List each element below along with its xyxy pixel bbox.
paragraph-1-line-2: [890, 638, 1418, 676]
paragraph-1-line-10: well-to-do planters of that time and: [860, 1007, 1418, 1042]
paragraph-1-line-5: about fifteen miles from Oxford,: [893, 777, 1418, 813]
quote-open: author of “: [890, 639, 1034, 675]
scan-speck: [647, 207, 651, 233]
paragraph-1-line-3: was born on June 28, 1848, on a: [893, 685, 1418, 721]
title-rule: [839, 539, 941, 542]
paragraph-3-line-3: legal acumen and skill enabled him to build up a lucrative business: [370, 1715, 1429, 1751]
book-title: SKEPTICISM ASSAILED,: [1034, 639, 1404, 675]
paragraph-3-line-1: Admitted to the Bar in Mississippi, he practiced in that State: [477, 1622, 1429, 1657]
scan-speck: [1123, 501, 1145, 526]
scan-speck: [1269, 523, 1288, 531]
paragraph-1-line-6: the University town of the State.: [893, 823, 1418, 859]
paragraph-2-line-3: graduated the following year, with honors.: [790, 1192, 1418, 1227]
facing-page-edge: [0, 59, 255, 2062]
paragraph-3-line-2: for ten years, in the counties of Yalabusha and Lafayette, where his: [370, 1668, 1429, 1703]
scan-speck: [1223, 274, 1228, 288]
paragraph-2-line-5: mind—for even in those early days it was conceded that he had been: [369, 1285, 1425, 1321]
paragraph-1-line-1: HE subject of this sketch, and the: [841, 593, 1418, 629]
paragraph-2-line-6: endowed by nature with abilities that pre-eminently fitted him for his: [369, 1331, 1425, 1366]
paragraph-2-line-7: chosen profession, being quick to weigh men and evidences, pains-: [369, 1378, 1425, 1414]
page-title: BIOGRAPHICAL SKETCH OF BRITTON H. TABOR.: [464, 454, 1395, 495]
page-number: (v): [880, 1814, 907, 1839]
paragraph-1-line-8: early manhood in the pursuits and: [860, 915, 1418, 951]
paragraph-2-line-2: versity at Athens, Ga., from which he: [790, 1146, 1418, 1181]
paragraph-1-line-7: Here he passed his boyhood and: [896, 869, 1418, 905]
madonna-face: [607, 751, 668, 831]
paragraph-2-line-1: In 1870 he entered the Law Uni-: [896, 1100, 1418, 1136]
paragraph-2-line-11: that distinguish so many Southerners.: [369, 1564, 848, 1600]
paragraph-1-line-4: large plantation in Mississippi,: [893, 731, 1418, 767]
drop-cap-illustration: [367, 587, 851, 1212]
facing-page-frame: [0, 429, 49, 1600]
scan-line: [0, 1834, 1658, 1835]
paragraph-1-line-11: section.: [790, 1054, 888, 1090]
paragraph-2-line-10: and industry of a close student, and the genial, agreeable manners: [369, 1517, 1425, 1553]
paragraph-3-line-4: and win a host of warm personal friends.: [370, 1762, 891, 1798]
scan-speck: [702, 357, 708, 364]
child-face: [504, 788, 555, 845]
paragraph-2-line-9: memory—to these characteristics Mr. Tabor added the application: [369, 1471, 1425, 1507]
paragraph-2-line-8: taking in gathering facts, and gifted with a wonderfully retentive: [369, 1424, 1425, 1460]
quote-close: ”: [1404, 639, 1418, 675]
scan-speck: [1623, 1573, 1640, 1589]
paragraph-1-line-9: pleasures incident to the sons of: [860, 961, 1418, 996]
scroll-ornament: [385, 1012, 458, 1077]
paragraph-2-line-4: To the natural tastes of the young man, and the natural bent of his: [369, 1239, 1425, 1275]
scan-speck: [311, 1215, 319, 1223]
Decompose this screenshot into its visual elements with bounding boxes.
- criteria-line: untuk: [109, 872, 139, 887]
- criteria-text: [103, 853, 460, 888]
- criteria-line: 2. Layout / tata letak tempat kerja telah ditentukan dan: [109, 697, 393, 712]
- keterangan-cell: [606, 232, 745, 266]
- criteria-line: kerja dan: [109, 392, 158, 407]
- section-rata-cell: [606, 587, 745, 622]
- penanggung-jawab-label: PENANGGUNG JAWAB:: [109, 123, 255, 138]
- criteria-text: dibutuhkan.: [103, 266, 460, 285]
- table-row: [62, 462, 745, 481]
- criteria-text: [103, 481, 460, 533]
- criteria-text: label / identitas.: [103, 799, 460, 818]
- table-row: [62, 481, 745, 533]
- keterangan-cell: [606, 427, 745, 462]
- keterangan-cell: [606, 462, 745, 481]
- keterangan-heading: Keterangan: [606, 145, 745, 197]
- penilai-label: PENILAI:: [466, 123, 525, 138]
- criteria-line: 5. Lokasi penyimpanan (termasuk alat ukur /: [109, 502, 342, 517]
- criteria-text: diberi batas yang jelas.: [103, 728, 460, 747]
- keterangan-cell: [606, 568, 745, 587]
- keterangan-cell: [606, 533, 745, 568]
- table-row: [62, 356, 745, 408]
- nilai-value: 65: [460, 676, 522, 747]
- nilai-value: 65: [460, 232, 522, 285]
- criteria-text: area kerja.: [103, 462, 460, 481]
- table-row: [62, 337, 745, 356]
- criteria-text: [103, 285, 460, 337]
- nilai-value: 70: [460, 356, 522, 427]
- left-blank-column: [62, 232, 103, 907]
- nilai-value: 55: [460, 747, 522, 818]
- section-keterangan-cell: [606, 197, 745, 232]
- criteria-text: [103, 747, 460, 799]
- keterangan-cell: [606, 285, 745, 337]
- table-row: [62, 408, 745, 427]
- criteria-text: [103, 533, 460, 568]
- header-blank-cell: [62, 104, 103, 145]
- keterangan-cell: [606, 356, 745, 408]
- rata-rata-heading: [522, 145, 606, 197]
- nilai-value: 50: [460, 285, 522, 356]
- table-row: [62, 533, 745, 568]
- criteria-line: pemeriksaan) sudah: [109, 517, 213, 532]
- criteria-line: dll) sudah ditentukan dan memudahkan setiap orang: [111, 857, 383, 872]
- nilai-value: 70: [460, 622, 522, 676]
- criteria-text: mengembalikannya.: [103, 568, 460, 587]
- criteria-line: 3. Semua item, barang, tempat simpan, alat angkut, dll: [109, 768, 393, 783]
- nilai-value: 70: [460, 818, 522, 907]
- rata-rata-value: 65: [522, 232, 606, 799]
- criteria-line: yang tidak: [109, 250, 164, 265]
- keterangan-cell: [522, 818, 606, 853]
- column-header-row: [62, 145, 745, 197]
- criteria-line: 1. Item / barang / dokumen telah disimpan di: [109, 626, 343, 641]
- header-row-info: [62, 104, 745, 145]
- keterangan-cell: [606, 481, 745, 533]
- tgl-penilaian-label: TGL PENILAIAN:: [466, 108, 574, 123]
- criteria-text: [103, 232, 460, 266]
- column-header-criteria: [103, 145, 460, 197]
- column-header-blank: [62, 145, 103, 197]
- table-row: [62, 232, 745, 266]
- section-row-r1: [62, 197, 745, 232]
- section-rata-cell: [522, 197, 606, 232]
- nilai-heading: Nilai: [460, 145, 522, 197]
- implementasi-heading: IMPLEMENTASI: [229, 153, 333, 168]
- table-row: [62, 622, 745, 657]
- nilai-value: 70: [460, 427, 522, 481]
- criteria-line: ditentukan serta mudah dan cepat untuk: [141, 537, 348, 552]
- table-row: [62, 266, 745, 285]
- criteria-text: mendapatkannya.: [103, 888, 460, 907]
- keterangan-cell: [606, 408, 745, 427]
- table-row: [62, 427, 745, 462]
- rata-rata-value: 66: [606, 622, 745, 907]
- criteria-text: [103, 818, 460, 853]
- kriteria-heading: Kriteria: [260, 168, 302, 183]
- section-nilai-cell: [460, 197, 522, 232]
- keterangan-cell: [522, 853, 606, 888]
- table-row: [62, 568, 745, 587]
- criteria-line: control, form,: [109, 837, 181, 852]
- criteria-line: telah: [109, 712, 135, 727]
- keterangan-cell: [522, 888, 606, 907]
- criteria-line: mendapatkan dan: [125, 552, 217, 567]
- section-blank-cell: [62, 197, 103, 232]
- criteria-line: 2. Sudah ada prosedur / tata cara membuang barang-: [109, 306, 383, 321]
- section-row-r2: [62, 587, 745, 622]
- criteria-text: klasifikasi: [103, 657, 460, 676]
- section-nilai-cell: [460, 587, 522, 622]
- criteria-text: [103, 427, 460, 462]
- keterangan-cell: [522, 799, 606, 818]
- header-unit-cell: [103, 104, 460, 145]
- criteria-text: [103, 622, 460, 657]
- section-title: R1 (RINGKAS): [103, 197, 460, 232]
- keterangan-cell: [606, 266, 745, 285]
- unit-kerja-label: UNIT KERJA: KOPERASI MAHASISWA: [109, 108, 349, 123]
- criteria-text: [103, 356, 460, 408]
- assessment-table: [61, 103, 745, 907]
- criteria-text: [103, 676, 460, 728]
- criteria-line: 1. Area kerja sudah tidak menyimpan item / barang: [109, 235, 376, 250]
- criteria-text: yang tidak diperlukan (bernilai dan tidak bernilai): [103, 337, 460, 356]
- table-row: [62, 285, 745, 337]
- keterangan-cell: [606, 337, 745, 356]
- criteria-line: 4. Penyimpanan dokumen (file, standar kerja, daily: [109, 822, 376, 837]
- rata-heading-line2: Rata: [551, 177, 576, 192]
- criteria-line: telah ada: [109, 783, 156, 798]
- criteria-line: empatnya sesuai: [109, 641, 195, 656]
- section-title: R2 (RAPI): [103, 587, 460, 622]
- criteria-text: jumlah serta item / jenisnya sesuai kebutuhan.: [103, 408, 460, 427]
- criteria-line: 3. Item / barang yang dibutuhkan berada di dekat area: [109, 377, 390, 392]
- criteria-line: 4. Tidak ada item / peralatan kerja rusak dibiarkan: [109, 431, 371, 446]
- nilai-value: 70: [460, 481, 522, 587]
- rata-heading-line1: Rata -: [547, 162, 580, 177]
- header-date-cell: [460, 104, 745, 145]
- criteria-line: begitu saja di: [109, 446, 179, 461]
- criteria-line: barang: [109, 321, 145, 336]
* * * * * * *
*Objective*: In the part that opens at the start of the entries and closes with the line containing "paragraph-1-line-5: about fifteen", swap "bbox" for "bounding box" and give those lines again with nothing else changed.

*Answer in full*:
List each element below along with its xyxy pixel bounding box.
paragraph-1-line-2: [890, 638, 1418, 676]
paragraph-1-line-10: well-to-do planters of that time and: [860, 1007, 1418, 1042]
paragraph-1-line-5: about fifteen miles from Oxford,: [893, 777, 1418, 813]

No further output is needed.